__Consignas__:
a: Responde, por favor, estas preguntas sobre el texto «Las palabras y la vida»:
(i) ¿Con qué acompaña el protagonista el café con leche del desayuno?
(ii) ¿Qué puesto ocupa en su trabajo y dónde?
(iii) ¿Qué cree que desaparecerá cuando Cataluña consiga la independencia si el autobús tarda en llegar?
b: Reproduce tal cual un fragmento del texto «Las palabras y la vida». Empieza en las palabras «Si coge el autobús» y termina después de «desplaza en coche.».

Las palabras y la
vida
Alberto Martín Baró
No bien levantarse de la cama, ya se siente
catalán de los pies a la cabeza. Muy superior a esos españoles, vagos de
nacimiento, que no piensan en otra cosa más que en comer, beber y, bueno, eso
que empieza por efe.
Su desayuno debe distinguirse de cualquier
otro vulgar y tener un toque catalán. Así él no puede prescindir del pa amb tomàquet para acompañar el café
con leche.
Si coge el autobús para ir a la oficina,
donde trabaja como administrativo de un bufete de abogados, y el autobús tarda
en llegar, piensa que esos retrasos desaparecerán cuando Cataluña consiga la
anhelada independencia.
Como dejarán de producirse los atascos en los
que se ve envuelto cuando se desplaza en coche.

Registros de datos
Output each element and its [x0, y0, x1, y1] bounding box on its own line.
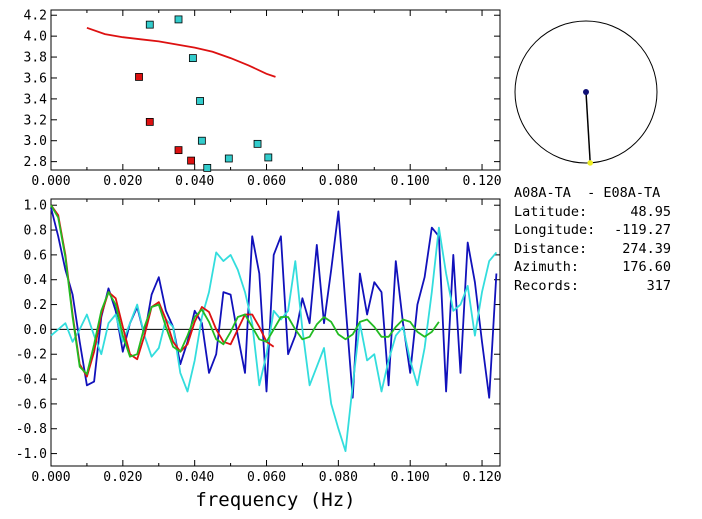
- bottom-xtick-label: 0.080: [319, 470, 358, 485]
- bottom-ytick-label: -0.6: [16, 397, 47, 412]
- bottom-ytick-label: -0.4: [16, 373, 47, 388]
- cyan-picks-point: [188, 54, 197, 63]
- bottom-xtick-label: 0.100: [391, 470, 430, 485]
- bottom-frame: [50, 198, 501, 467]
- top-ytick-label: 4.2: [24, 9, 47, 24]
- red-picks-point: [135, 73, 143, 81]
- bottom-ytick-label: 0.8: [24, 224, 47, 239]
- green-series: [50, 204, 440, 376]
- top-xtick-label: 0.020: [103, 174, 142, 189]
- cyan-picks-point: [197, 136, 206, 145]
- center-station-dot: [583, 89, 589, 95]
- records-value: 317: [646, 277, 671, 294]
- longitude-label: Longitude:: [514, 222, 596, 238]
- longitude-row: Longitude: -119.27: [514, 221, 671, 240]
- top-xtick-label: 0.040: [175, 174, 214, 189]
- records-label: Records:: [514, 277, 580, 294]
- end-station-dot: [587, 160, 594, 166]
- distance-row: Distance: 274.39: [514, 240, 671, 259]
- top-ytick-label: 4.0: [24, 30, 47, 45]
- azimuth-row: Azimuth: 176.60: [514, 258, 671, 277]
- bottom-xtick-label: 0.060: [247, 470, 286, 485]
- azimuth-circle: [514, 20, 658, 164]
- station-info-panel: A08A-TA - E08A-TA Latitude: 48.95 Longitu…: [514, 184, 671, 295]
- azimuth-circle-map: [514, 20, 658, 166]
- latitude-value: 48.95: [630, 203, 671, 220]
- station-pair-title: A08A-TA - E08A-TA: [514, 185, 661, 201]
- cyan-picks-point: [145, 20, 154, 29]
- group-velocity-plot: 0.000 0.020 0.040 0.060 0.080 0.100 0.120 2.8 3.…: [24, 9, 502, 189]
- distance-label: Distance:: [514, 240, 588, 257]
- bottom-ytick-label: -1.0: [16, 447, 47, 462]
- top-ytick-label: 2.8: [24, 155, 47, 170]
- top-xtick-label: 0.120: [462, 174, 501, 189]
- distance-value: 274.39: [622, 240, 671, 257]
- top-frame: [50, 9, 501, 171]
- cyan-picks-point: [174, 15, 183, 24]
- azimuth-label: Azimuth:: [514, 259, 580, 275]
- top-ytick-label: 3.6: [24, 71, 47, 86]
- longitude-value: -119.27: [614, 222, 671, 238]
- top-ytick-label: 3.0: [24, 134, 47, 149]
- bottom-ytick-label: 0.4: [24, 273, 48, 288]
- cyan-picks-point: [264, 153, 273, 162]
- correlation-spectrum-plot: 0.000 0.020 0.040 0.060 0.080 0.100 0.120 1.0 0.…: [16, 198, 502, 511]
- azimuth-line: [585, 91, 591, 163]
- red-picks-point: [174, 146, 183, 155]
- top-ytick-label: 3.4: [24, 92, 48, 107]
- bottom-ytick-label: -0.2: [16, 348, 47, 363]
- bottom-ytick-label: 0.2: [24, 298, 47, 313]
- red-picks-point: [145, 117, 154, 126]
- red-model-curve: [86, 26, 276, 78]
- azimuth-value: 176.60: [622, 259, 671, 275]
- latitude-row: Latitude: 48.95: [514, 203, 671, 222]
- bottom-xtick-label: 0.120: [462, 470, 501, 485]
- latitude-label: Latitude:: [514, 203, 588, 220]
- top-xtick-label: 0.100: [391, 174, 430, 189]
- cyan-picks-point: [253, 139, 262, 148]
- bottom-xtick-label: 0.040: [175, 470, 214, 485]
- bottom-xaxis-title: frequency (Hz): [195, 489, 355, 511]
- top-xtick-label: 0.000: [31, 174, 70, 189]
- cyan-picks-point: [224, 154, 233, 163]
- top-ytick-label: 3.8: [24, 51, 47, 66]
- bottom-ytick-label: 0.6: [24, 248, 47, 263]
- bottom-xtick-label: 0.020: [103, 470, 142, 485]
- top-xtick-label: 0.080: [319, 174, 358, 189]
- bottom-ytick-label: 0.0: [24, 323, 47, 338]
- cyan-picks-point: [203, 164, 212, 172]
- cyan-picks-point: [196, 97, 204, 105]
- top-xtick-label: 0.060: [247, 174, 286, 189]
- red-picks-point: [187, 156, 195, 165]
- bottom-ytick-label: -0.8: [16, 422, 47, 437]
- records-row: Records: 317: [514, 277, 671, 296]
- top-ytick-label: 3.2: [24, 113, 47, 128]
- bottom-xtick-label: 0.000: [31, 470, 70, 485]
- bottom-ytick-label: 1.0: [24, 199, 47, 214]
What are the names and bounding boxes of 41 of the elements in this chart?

__Soluciones__:
a:
(i) Con pa amb tomàquet.
(ii) Trabaja como administrativo de un bufete de abogados.
(iii) Los retrasos del autobús.

b:
Si coge el autobús para ir a la oficina,
donde trabaja como administrativo de un bufete de abogados, y el autobús tarda
en llegar, piensa que esos retrasos desaparecerán cuando Cataluña consiga la
anhelada independencia.
Como dejarán de producirse los atascos en los
que se ve envuelto cuando se desplaza en coche.